> _WHAT TO WORK ON_
- a) Name the qualities that, according to the passage on AI brand recommendations, make a brand one AI can verify easily.
- b) Reproduce part of the passage on AI brand recommendations word for word. Begin at the words "Think about how" and stop after "you look risky.".

> _SOURCE PASSAGE_
::::::::

The AI recommends your competitor. Your product is not mentioned. You are not even in the conversation.
Here is the thing though that customer was not comparing you side-by-side. They never saw your name. AI made the recommendation for them, and now you are invisible. They clicked through to your competitor site, and you are just a ghost.
This is the new reality. AI referrals are influencing purchases before customers ever reach a website. And if you are not in the answer, you are not in the running.
The Recommendation Gap
Most brands assume they were not mentioned because they are not good enough. That is not usually the problem. The problem is they look uncertain.
Think about how AI evaluates recommendations. When someone asks for a recommendation, AI is making a calculation: If I recommend this brand and they disappoint the user, I am the one who looks stupid.
So AI plays it safe. It cites brands it can verify easily brands with clear signals, consistent mentions, and third-party credibility. If your brand has thin, inconsistent, or invisible signals? AI skips you. Not because you do not deserve to be there. Because you look risky.

::::::::

> _DATA PROVIDED_
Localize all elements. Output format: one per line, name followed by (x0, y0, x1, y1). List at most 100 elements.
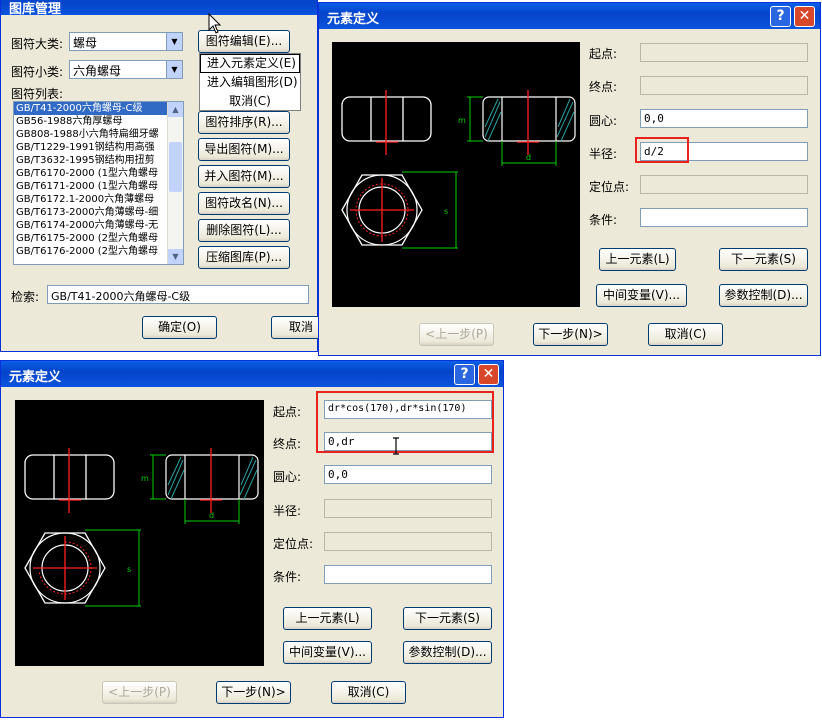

::::::::

> _SOLUTIONS TO EACH TASK_
- a)
- Clear signals
- Consistent mentions
- Third-party credibility

- b)
Think about how AI evaluates recommendations. When someone asks for a recommendation, AI is making a calculation: If I recommend this brand and they disappoint the user, I am the one who looks stupid.
So AI plays it safe. It cites brands it can verify easily brands with clear signals, consistent mentions, and third-party credibility. If your brand has thin, inconsistent, or invisible signals? AI skips you. Not because you do not deserve to be there. Because you look risky.